• Extrait du document
━━━━━━━━━━━━━━━━━━━━
La seconde affaire citée est aussi proche de la première aussi bien par ses éléments factuels, que les droits présumés violés[43]. Dans une argumentation fort saisissante, la Commission relève qu’en forçant les plaignants, Banda et Chinule à « vivre comme des apatrides, dans des conditions dégradantes, le gouvernement zambien les a privés de l’affection de leurs familles, et privé ces familles du soutien apporté par ces hommes ; ce qui constitue une violation de la dignité de la personne humaine. Il s’agit là d’une violation de l’article 5 de la Charte qui garantit le droit au respect de la dignité inhérente à la personne humaine et à la reconnaissance de sa personnalité juridique ». Elle déclare en conséquence, la violation des articles 2, 7(1) (a), 8, 9(2), 10 et 18(1) et (2) de la Charte Africaine et demande au gouvernement zambien de réparer le tort causé aux plaignants.
À la lueur de ces décisions, la position de la Commission à propos de la garantie du droit à la nationalité et la prévention de l’apatridie est assez claire et impressionnante, même en l’absence d’une disposition expresse sur le droit à la nationalité dans la Charte africaine. Pour cela, la Commission n’a pas hésité à travers ces décisions, à considérer que les situations de privation de la nationalité constituent une violation du droit à la vie privée et au regroupement familial, ainsi qu’une atteinte au principe de non-discrimination expressément consacrés[44] par la Charte africaine dont elle est la gardienne. Ainsi, reste-t-elle intransigeante sur les cas de manipulation politique pour priver arbitrairement des individus de leur droit à une nationalité.
Ce faisant, elle a su construire une jurisprudence fort appréciable[45] sur le droit à la nationalité, et inspiré par cette position, la Cour africaine.
2.La contribution significative de la Cour africaine des droits de l’Homme et des peuples
La Cour africaine, mécanisme juridictionnel par excellence de la Charte africaine[46], a accompagné le mouvement de la Commission dans sa quête de protection indirecte du droit à la nationalité. Qualifié de parade par Fiacre Avléssi[47], l’office de la Cour africaine, sans être abondant en matière de nationalité est tout de même décisif et présage d’une évolution positive d’un droit africain de l’Homme à la nationalité. Sa décision dans l’affaire Anudo ochieng Anudo[48] a confirmé la « justiciabilité » du droit à la nationalité en Afrique[49] A l’origine de cet arrêt, il ressort que dans sa requête introduite devant la Cour le 25 mai 2015, le sieur Anudo Ochieng Anudo, requérant, allègue que la confiscation de son passeport par la République-Unie de Tanzanie[50] lui conférant ainsi le statut de « migrant illégal », et son expulsion du territoire de la Tanzanie, viole son droit à la nationalité ainsi qu’un certain nombre de ses droits fondamentaux[51].
━━━━━━━━━━━━━━━━━━━━
[Entrées enregistrées]
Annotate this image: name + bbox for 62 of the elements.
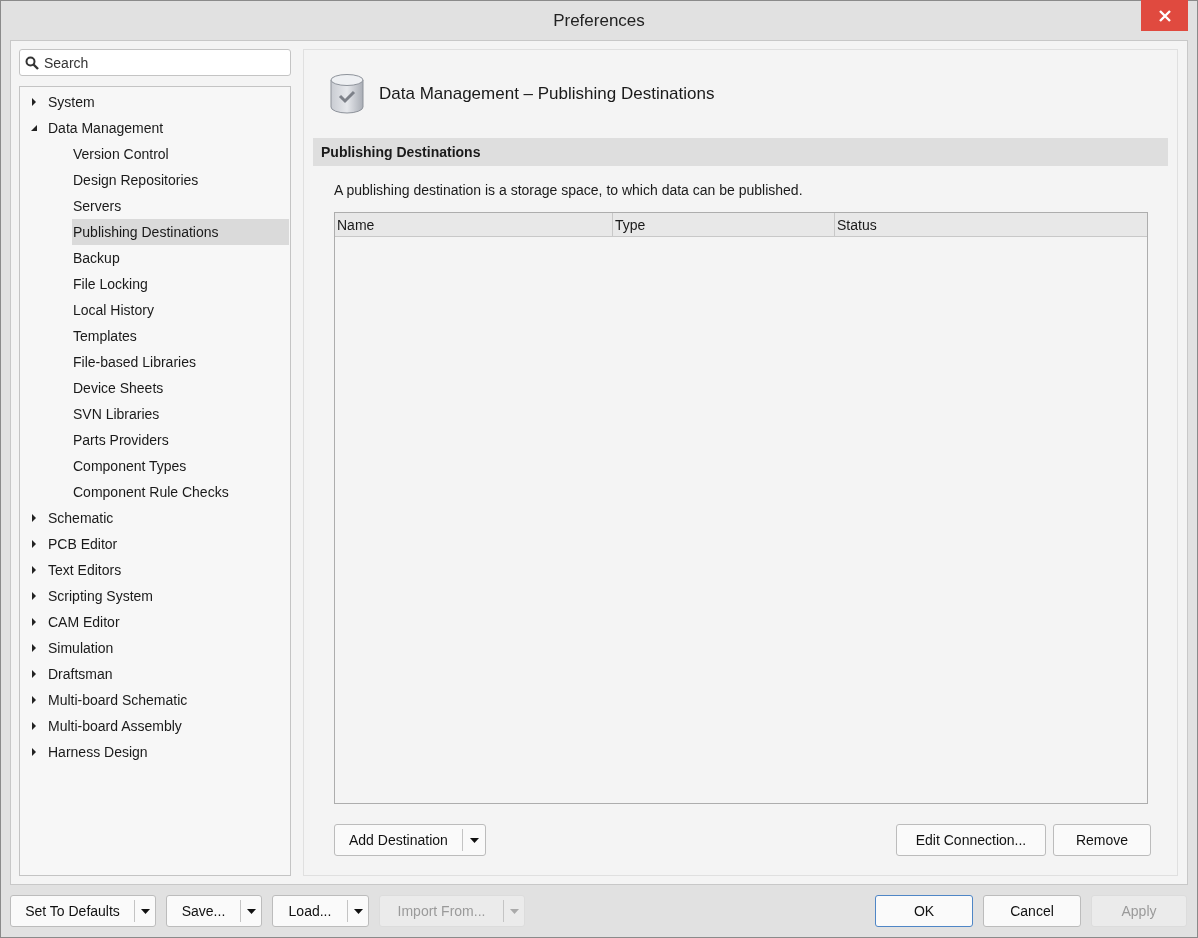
expand-arrow-icon[interactable] bbox=[31, 670, 37, 678]
close-icon bbox=[1157, 8, 1172, 23]
column-header[interactable]: Type bbox=[613, 213, 835, 236]
window-title: Preferences bbox=[553, 10, 645, 31]
tree-item[interactable]: Backup bbox=[72, 245, 289, 271]
tree-item[interactable]: Version Control bbox=[72, 141, 289, 167]
tree-item[interactable]: PCB Editor bbox=[20, 531, 290, 557]
tree-item[interactable]: Text Editors bbox=[20, 557, 290, 583]
close-button[interactable] bbox=[1141, 0, 1188, 31]
tree-item[interactable]: Schematic bbox=[20, 505, 290, 531]
expand-arrow-icon[interactable] bbox=[31, 540, 37, 548]
expand-arrow-icon[interactable] bbox=[31, 722, 37, 730]
collapse-arrow-icon[interactable] bbox=[31, 124, 37, 132]
tree-item[interactable]: Multi-board Schematic bbox=[20, 687, 290, 713]
tree-item[interactable]: Design Repositories bbox=[72, 167, 289, 193]
tree-item[interactable]: Harness Design bbox=[20, 739, 290, 765]
tree-item[interactable]: Data Management bbox=[20, 115, 290, 141]
tree-item[interactable]: File-based Libraries bbox=[72, 349, 289, 375]
tree-item[interactable]: SVN Libraries bbox=[72, 401, 289, 427]
tree-item[interactable]: Multi-board Assembly bbox=[20, 713, 290, 739]
tree-item[interactable]: Draftsman bbox=[20, 661, 290, 687]
caret-icon bbox=[141, 908, 150, 914]
column-header[interactable]: Name bbox=[335, 213, 613, 236]
tree-item[interactable]: CAM Editor bbox=[20, 609, 290, 635]
caret-icon bbox=[247, 908, 256, 914]
button[interactable]: Add Destination bbox=[334, 824, 486, 856]
button[interactable]: Cancel bbox=[983, 895, 1081, 927]
tree-item[interactable]: Local History bbox=[72, 297, 289, 323]
search-field[interactable]: Search bbox=[19, 49, 291, 76]
expand-arrow-icon[interactable] bbox=[31, 566, 37, 574]
expand-arrow-icon[interactable] bbox=[31, 592, 37, 600]
tree-item[interactable]: Simulation bbox=[20, 635, 290, 661]
expand-arrow-icon[interactable] bbox=[31, 618, 37, 626]
tree-item[interactable]: Publishing Destinations bbox=[72, 219, 289, 245]
expand-arrow-icon[interactable] bbox=[31, 644, 37, 652]
tree-item[interactable]: Device Sheets bbox=[72, 375, 289, 401]
description-text: A publishing destination is a storage space, to which data can be published. bbox=[333, 181, 804, 200]
button[interactable]: Edit Connection... bbox=[896, 824, 1046, 856]
section-header: Publishing Destinations bbox=[313, 138, 1168, 166]
caret-icon bbox=[354, 908, 363, 914]
tree-item[interactable]: Scripting System bbox=[20, 583, 290, 609]
expand-arrow-icon[interactable] bbox=[31, 696, 37, 704]
tree-item[interactable]: Servers bbox=[72, 193, 289, 219]
caret-icon bbox=[469, 837, 479, 843]
tree-item[interactable]: File Locking bbox=[72, 271, 289, 297]
tree-item[interactable]: Parts Providers bbox=[72, 427, 289, 453]
expand-arrow-icon[interactable] bbox=[31, 514, 37, 522]
tree-item[interactable]: System bbox=[20, 89, 290, 115]
button[interactable]: Save... bbox=[166, 895, 262, 927]
tree-item[interactable]: Component Types bbox=[72, 453, 289, 479]
expand-arrow-icon[interactable] bbox=[31, 98, 37, 106]
button[interactable]: Set To Defaults bbox=[10, 895, 156, 927]
page-title: Data Management – Publishing Destinations bbox=[379, 84, 715, 104]
database-check-icon bbox=[329, 73, 365, 115]
button[interactable]: Load... bbox=[272, 895, 369, 927]
caret-icon bbox=[510, 908, 519, 914]
tree-item[interactable]: Templates bbox=[72, 323, 289, 349]
expand-arrow-icon[interactable] bbox=[31, 748, 37, 756]
column-header[interactable]: Status bbox=[835, 213, 1147, 236]
button[interactable]: OK bbox=[875, 895, 973, 927]
button[interactable]: Remove bbox=[1053, 824, 1151, 856]
tree-item[interactable]: Component Rule Checks bbox=[72, 479, 289, 505]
━━━━━━━━━━━━━━━━━━━━
• Énoncé 1
Dans l'extrait sur le droit à la nationalité, reprenez le passage qui commence par « À la lueur de » et se poursuit jusqu'à « à une nationalité. », en substituant « Cour » à « Commission ».
• Énoncé 2
Dans l'extrait sur le droit à la nationalité, relevez tous les articles de la Charte africaine énumérés dans la phrase qui commence par « Elle déclare en conséquence ».
Les enregistrements forment un matériau distinct de l'extrait.

• Corrigé détaillé 1
À la lueur de ces décisions, la position de la Cour à propos de la garantie du droit à la nationalité et la prévention de l’apatridie est assez claire et impressionnante, même en l’absence d’une disposition expresse sur le droit à la nationalité dans la Charte africaine. Pour cela, la Cour n’a pas hésité à travers ces décisions, à considérer que les situations de privation de la nationalité constituent une violation du droit à la vie privée et au regroupement familial, ainsi qu’une atteinte au principe de non-discrimination expressément consacrés[44] par la Charte africaine dont elle est la gardienne. Ainsi, reste-t-elle intransigeante sur les cas de manipulation politique pour priver arbitrairement des individus de leur droit à une nationalité.

• Corrigé détaillé 2
- article 2
- article 7(1) (a)
- article 8
- article 9(2)
- article 10
- article 18(1) et (2)